What to produce: The records are given next. Repeat each one exactly.

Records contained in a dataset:
********

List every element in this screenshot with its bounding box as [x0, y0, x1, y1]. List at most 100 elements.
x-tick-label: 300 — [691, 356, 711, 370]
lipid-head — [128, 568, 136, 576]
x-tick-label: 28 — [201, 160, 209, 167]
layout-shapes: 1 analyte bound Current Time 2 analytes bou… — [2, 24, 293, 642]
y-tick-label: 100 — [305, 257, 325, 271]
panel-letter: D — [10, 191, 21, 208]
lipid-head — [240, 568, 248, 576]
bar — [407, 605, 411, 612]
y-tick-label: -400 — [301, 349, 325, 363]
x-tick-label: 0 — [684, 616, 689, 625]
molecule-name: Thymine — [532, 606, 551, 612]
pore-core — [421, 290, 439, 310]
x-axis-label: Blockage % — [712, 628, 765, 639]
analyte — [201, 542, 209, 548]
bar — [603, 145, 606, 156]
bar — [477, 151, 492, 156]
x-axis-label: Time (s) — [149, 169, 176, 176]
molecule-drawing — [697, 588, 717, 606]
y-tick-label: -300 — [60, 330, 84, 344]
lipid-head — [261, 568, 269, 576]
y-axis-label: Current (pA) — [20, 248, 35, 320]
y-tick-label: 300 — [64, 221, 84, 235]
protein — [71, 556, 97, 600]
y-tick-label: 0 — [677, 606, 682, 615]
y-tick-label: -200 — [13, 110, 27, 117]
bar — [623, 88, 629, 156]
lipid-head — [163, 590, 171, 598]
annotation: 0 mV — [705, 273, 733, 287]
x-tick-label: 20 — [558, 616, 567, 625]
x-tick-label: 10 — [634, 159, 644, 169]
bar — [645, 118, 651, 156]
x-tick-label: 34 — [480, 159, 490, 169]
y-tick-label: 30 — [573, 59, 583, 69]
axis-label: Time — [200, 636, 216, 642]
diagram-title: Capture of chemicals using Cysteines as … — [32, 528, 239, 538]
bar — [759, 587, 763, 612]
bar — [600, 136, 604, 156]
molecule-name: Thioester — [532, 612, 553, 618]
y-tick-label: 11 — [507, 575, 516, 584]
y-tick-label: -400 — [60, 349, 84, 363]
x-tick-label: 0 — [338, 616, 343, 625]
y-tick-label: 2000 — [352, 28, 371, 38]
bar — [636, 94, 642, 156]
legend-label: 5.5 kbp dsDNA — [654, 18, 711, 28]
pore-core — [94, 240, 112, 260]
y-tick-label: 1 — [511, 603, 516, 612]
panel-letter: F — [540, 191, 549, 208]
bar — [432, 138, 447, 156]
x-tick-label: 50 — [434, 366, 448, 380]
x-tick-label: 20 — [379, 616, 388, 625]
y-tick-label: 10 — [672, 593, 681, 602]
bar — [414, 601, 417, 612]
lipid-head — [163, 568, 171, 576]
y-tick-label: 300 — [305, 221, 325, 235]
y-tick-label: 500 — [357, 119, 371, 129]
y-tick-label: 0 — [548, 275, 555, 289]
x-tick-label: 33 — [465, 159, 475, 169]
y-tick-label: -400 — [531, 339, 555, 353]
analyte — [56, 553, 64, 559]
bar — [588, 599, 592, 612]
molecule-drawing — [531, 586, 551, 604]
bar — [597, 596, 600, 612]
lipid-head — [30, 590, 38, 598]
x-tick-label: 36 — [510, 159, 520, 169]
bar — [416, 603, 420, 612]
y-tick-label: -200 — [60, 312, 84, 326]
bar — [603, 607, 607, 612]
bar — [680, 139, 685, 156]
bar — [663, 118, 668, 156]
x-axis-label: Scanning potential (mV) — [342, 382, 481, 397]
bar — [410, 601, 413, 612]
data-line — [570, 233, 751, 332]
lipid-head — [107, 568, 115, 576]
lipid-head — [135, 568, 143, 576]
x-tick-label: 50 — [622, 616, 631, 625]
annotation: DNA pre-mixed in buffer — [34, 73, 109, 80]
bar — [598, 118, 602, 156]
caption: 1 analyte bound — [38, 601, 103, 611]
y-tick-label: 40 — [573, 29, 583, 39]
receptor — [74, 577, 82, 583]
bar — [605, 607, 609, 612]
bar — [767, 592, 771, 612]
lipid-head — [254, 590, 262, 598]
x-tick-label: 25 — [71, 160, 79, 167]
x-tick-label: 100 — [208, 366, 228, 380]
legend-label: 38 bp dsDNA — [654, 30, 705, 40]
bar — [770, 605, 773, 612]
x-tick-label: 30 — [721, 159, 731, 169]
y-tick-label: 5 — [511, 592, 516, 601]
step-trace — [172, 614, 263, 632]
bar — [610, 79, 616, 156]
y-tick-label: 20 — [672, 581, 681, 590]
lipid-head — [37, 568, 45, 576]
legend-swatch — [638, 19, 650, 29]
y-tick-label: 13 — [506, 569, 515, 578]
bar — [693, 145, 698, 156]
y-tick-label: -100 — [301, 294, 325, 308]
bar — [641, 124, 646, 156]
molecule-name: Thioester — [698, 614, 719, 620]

********

Answer section:
List every element in this screenshot with its bounding box as [x0, y0, x1, y1]. List at most 100 elements.
x-tick-label: 300 — [691, 356, 711, 370]
lipid-head — [128, 568, 136, 576]
x-tick-label: 28 — [201, 160, 209, 167]
layout-shapes: 1 analyte bound Current Time 2 analytes bou… — [2, 24, 293, 642]
y-tick-label: 100 — [305, 257, 325, 271]
panel-letter: D — [10, 191, 21, 208]
lipid-head — [240, 568, 248, 576]
bar — [407, 605, 411, 612]
y-tick-label: -400 — [301, 349, 325, 363]
x-tick-label: 0 — [684, 616, 689, 625]
molecule-name: Thymine — [532, 606, 551, 612]
pore-core — [421, 290, 439, 310]
x-axis-label: Blockage % — [712, 628, 765, 639]
analyte — [201, 542, 209, 548]
bar — [603, 145, 606, 156]
bar — [477, 151, 492, 156]
x-axis-label: Time (s) — [149, 169, 176, 176]
molecule-drawing — [697, 588, 717, 606]
y-tick-label: -300 — [60, 330, 84, 344]
lipid-head — [261, 568, 269, 576]
y-axis-label: Current (pA) — [20, 248, 35, 320]
y-tick-label: 300 — [64, 221, 84, 235]
protein — [71, 556, 97, 600]
y-tick-label: 0 — [677, 606, 682, 615]
y-tick-label: -200 — [13, 110, 27, 117]
bar — [623, 88, 629, 156]
lipid-head — [163, 590, 171, 598]
annotation: 0 mV — [705, 273, 733, 287]
x-tick-label: 20 — [558, 616, 567, 625]
x-tick-label: 10 — [634, 159, 644, 169]
bar — [645, 118, 651, 156]
x-tick-label: 34 — [480, 159, 490, 169]
y-tick-label: 30 — [573, 59, 583, 69]
axis-label: Time — [200, 636, 216, 642]
diagram-title: Capture of chemicals using Cysteines as … — [32, 528, 239, 538]
bar — [759, 587, 763, 612]
bar — [600, 136, 604, 156]
molecule-name: Thioester — [532, 612, 553, 618]
y-tick-label: 11 — [507, 575, 516, 584]
y-tick-label: -400 — [60, 349, 84, 363]
x-tick-label: 0 — [338, 616, 343, 625]
y-tick-label: 2000 — [352, 28, 371, 38]
bar — [636, 94, 642, 156]
legend-label: 5.5 kbp dsDNA — [654, 18, 711, 28]
pore-core — [94, 240, 112, 260]
y-tick-label: 1 — [511, 603, 516, 612]
panel-letter: F — [540, 191, 549, 208]
bar — [432, 138, 447, 156]
x-tick-label: 50 — [434, 366, 448, 380]
x-tick-label: 20 — [379, 616, 388, 625]
y-tick-label: 10 — [672, 593, 681, 602]
bar — [414, 601, 417, 612]
lipid-head — [163, 568, 171, 576]
y-tick-label: 300 — [305, 221, 325, 235]
y-tick-label: 500 — [357, 119, 371, 129]
y-tick-label: 0 — [548, 275, 555, 289]
x-tick-label: 33 — [465, 159, 475, 169]
y-tick-label: -400 — [531, 339, 555, 353]
analyte — [56, 553, 64, 559]
bar — [588, 599, 592, 612]
molecule-drawing — [531, 586, 551, 604]
bar — [597, 596, 600, 612]
lipid-head — [30, 590, 38, 598]
x-tick-label: 36 — [510, 159, 520, 169]
bar — [416, 603, 420, 612]
y-tick-label: -200 — [60, 312, 84, 326]
bar — [603, 607, 607, 612]
bar — [680, 139, 685, 156]
bar — [663, 118, 668, 156]
x-axis-label: Scanning potential (mV) — [342, 382, 481, 397]
bar — [410, 601, 413, 612]
data-line — [570, 233, 751, 332]
lipid-head — [107, 568, 115, 576]
lipid-head — [135, 568, 143, 576]
x-tick-label: 50 — [622, 616, 631, 625]
annotation: DNA pre-mixed in buffer — [34, 73, 109, 80]
bar — [598, 118, 602, 156]
caption: 1 analyte bound — [38, 601, 103, 611]
y-tick-label: 40 — [573, 29, 583, 39]
receptor — [74, 577, 82, 583]
bar — [605, 607, 609, 612]
bar — [767, 592, 771, 612]
lipid-head — [254, 590, 262, 598]
x-tick-label: 25 — [71, 160, 79, 167]
x-tick-label: 100 — [208, 366, 228, 380]
legend-label: 38 bp dsDNA — [654, 30, 705, 40]
bar — [770, 605, 773, 612]
x-tick-label: 30 — [721, 159, 731, 169]
y-tick-label: 5 — [511, 592, 516, 601]
step-trace — [172, 614, 263, 632]
bar — [610, 79, 616, 156]
y-tick-label: 20 — [672, 581, 681, 590]
lipid-head — [37, 568, 45, 576]
legend-swatch — [638, 19, 650, 29]
y-tick-label: 13 — [506, 569, 515, 578]
bar — [693, 145, 698, 156]
y-tick-label: -100 — [301, 294, 325, 308]
bar — [641, 124, 646, 156]
molecule-name: Thioester — [698, 614, 719, 620]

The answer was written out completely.